**Consignes**
[a] D'après le texte sur la libre concurrence, qu'ont adopté les États pour la favoriser ? Énumérez tous les éléments cités.
[b] Poursuivez le texte sur la libre concurrence à la suite de sa dernière phrase.
╭─ Texte
Étant donné les bienfaits de la libre concurrence et le rôle crucial des prix concurrentiels dans la création de richesse et de bien-être collectif, les États ont adopté des lois, politiques, moyens et institutions afin de favoriser la libre concurrence et de contrecarrer les dangers et méfaits des prix de monopole ou de cartel (fixation des prix, allocation des marchés, réduction de production) ou d’abus de position dominante, des prix d’éviction ou de prédation et des prix de revente contrôlés en amont. Les comportements illégaux peuvent être sujets à des amendes et peines de prison, calibrées en fonction du sérieux des manquements afin d’assurer la dissuasion des comportements illégaux et la restitution des gains obtenus le cas échéant (v. Comm. eur., communiqué IP/06/857 du 28 juin 2006 et document sur les amendes sanctionnant les infractions au droit de la concurrence).
╰─
╭─ Entrées de données
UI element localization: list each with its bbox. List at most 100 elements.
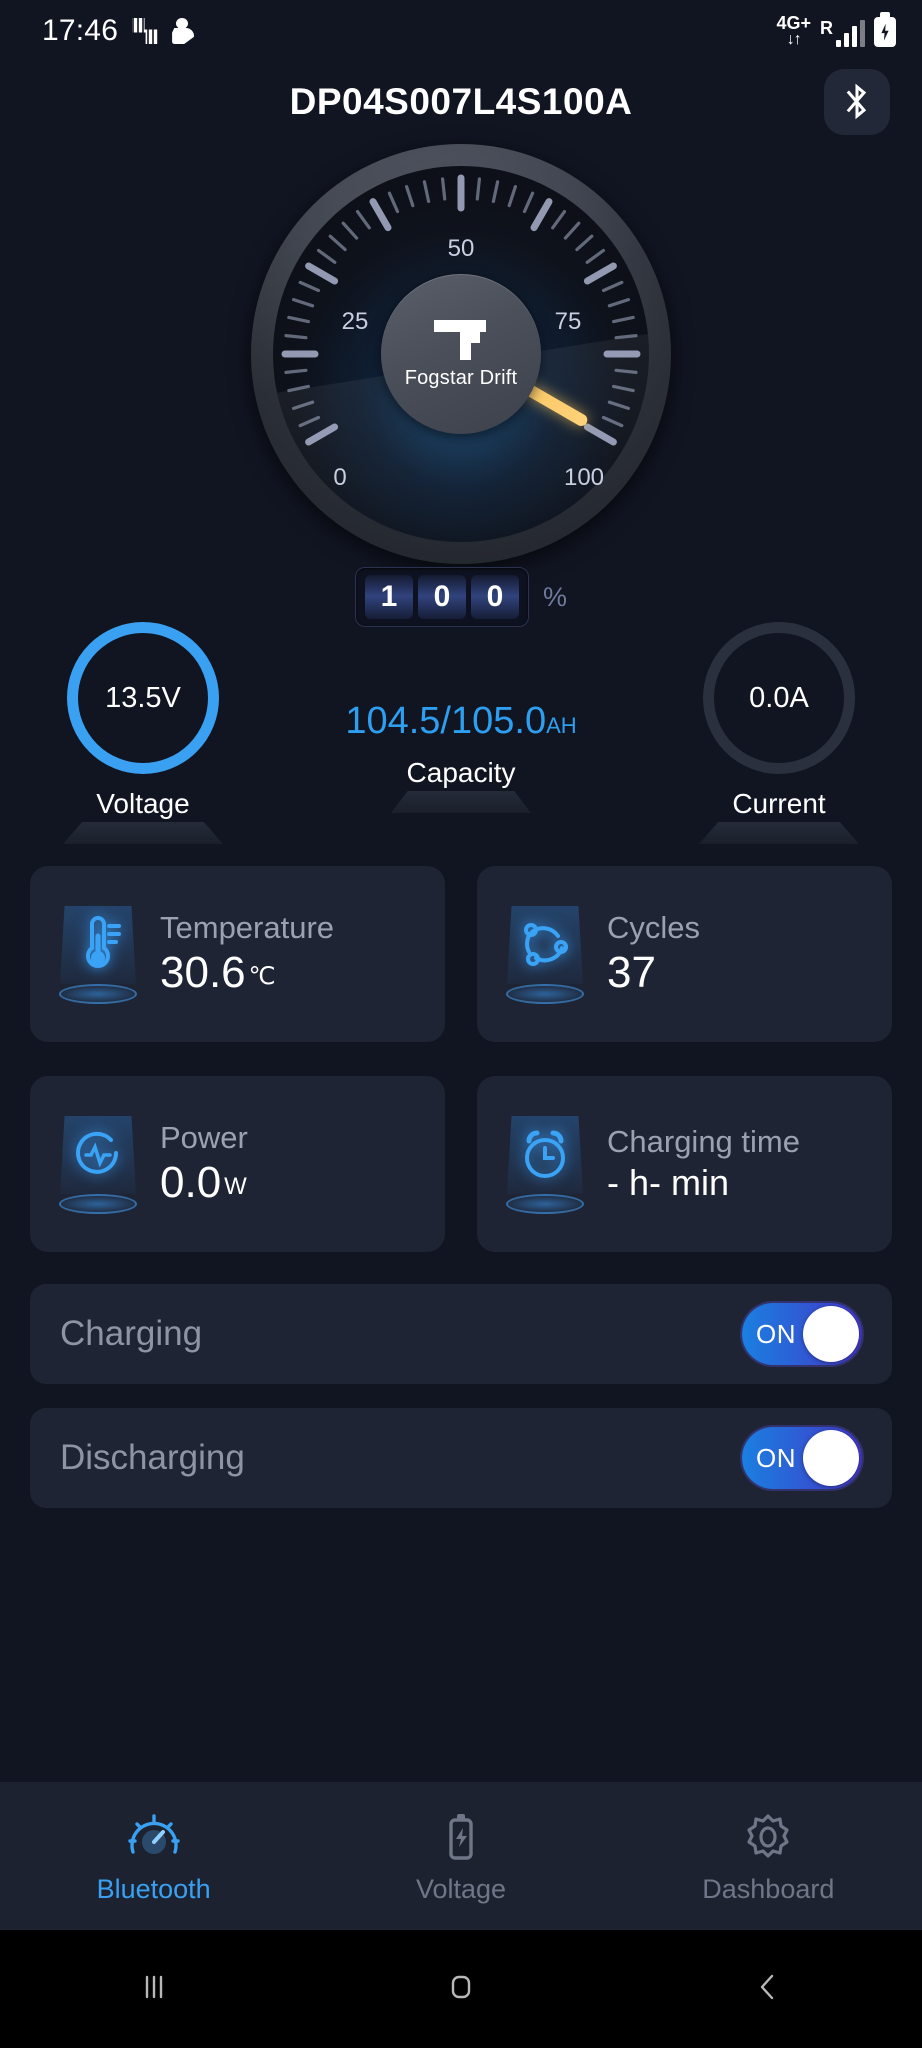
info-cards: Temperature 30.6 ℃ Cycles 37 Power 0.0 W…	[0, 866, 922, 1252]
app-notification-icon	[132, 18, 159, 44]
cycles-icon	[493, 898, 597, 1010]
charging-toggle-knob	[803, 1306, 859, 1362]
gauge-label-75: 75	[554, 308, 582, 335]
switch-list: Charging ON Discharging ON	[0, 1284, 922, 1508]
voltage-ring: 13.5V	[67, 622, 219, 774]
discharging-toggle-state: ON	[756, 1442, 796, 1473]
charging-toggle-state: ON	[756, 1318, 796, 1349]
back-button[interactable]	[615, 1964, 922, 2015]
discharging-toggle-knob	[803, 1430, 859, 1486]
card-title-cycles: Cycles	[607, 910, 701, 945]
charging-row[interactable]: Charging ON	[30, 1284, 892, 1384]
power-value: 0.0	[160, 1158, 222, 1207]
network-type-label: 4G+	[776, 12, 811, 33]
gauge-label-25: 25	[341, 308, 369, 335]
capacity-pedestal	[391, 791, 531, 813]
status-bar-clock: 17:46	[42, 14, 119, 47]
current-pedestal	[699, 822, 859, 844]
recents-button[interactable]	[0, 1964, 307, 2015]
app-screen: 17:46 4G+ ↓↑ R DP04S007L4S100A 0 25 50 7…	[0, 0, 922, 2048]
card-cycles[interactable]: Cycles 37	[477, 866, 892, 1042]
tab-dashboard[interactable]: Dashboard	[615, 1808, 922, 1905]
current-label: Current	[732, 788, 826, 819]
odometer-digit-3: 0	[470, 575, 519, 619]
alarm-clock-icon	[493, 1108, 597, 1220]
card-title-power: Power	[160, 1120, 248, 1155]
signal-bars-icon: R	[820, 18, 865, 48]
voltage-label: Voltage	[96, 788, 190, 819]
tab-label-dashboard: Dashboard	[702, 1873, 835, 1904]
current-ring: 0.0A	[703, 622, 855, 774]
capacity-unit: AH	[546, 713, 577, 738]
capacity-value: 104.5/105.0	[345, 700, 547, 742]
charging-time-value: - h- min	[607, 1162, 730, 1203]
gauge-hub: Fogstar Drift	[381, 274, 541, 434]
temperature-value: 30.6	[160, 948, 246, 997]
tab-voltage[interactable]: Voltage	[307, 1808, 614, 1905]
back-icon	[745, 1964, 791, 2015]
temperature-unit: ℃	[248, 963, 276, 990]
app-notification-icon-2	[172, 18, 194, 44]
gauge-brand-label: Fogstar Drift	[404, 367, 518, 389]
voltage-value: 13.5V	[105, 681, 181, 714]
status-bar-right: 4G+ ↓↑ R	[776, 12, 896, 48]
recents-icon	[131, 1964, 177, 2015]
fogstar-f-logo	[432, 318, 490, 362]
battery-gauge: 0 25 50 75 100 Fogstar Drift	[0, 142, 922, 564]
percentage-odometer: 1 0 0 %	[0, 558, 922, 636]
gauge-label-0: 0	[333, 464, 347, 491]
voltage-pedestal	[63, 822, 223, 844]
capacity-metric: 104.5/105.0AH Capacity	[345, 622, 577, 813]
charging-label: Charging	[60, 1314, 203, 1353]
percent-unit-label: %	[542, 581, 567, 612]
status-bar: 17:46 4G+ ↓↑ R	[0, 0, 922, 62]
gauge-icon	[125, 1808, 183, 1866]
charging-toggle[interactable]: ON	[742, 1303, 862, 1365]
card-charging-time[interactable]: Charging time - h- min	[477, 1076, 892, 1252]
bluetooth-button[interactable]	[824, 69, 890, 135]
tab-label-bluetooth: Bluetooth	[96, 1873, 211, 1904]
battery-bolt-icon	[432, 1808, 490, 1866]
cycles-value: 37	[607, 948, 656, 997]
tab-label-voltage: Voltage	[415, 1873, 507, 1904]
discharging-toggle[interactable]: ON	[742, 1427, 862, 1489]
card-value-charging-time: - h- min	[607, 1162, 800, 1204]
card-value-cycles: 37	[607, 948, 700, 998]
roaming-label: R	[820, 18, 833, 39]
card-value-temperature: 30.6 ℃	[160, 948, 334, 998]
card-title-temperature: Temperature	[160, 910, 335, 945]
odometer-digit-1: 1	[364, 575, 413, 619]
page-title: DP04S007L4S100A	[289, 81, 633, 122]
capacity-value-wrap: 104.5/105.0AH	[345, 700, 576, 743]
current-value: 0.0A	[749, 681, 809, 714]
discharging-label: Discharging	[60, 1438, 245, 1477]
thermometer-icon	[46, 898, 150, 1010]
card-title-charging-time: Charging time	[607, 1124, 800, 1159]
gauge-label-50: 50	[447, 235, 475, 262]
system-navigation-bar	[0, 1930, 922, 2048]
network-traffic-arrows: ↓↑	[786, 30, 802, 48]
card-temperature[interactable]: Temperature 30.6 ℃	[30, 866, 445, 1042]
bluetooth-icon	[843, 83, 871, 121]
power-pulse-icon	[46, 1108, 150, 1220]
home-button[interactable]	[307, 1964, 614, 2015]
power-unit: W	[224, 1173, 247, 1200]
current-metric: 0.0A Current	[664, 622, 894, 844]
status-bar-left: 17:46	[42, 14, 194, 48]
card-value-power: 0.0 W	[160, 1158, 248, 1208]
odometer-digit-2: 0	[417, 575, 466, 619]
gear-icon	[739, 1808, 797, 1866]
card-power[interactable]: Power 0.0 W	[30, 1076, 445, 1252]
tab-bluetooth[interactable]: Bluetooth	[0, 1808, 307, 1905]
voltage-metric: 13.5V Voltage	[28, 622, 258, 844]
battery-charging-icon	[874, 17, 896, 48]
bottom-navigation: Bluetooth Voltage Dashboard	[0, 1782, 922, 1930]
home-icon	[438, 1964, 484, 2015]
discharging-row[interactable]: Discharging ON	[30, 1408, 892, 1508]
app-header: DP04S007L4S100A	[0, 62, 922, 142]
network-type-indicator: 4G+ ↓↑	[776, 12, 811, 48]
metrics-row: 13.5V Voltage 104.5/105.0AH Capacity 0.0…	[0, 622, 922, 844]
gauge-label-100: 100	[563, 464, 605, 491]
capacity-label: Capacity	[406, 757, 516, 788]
╰─
**Réponses**
[a] Des lois, des politiques, des moyens et des institutions.

[b]
Dans le cas des biens et actifs d’information, produits à coûts fixes élevés et à coûts variables faibles, voire nuls, et consommés réellement ou virtuellement en totalité par tous les consommateurs, les prix individualisés seront naturellement de mise. Afin de couvrir efficacement les coûts totaux de production, ces prix seront fonction des valeurs qu’en tirent les consommateurs plutôt que des coûts de production (prix de Lindahl – Schinkel et Tóth, 2016). Le développement économique des réseaux, fondés sur des standards technologiques assurant l’interconnexion des biens et services (téléphones intelligents et internet des objets, par exemple), a fait émerger le concept de prix juste, raisonnable et non discriminatoire (FRAND) des brevets dits « essentiels ». Dans les deux cas, il s’agit bel et bien de prix de type concurrentiel.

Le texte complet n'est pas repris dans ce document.